_Stated task_: Count how many lines have the word "General" in them. Reply with that number by itself.

[Figure data in JSON]
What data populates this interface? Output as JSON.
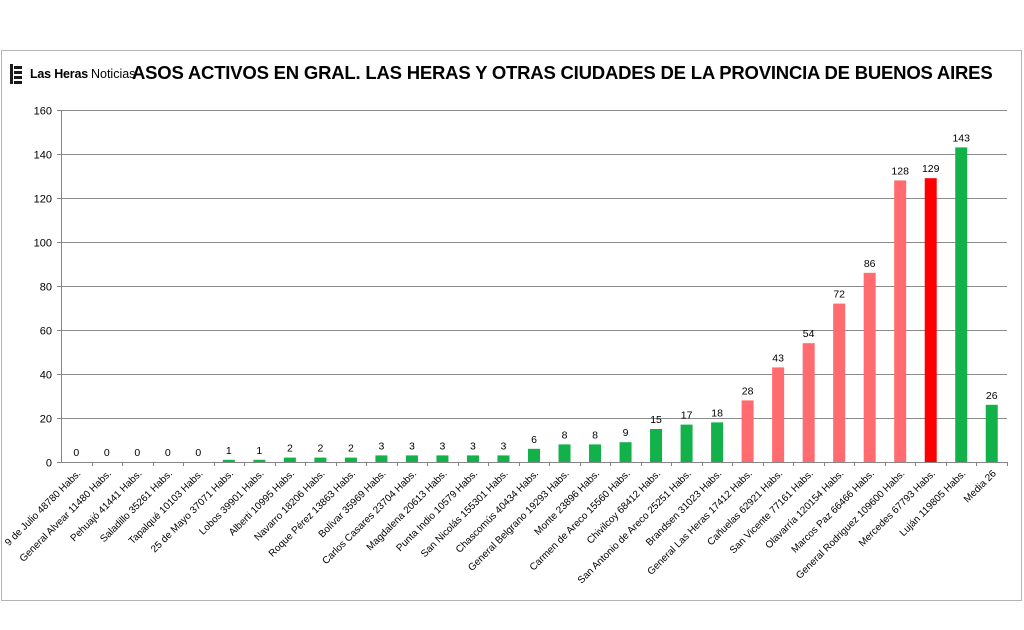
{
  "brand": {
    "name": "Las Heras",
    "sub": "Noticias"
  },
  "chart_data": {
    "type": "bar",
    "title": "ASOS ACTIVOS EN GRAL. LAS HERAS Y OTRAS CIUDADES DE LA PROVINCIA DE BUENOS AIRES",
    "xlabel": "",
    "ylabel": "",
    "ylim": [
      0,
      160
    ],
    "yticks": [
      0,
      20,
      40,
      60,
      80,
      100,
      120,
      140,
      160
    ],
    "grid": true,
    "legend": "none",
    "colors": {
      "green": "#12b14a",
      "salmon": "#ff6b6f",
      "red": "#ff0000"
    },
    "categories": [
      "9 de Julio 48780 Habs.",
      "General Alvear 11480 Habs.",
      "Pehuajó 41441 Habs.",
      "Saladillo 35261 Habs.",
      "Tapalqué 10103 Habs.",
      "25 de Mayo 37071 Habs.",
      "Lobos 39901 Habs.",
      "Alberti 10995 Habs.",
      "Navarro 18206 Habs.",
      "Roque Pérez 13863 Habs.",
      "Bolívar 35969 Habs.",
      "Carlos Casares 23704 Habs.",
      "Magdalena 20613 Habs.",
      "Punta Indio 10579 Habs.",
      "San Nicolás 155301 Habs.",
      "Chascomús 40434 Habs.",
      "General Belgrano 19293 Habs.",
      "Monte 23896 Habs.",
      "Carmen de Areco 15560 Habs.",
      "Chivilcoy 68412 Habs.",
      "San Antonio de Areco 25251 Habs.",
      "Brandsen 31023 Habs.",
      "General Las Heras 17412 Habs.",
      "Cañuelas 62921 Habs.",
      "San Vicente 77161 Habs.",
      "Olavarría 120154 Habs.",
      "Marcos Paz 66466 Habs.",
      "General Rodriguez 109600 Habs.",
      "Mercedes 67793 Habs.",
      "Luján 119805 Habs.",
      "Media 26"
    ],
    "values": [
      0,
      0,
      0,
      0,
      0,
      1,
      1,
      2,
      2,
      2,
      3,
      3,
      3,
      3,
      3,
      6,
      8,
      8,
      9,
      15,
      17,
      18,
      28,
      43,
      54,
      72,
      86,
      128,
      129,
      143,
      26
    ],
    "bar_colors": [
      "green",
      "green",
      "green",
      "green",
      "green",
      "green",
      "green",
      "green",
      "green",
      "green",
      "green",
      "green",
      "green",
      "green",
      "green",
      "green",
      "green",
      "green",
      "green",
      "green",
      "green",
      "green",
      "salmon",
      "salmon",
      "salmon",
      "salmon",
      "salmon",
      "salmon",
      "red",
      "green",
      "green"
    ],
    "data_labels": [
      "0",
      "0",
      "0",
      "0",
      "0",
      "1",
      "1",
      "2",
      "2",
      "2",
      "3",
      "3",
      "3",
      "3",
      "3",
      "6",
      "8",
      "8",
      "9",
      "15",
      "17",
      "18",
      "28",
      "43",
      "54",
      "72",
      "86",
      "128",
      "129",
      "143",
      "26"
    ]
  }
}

_Exercise result_: 4